TASK PROMPT:
Give the entries again exactly, every one of them.

-------- EXTRACTED ENTRIES --------

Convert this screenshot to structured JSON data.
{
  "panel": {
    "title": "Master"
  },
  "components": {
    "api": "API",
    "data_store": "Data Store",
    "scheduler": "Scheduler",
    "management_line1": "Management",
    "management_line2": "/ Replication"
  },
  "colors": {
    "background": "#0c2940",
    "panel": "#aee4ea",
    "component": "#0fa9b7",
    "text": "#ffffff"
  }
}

--------

EXERCISE OUTPUT:
Convert this screenshot to structured JSON data.
{
  "panel": {
    "title": "Master"
  },
  "components": {
    "api": "API",
    "data_store": "Data Store",
    "scheduler": "Scheduler",
    "management_line1": "Management",
    "management_line2": "/ Replication"
  },
  "colors": {
    "background": "#0c2940",
    "panel": "#aee4ea",
    "component": "#0fa9b7",
    "text": "#ffffff"
  }
}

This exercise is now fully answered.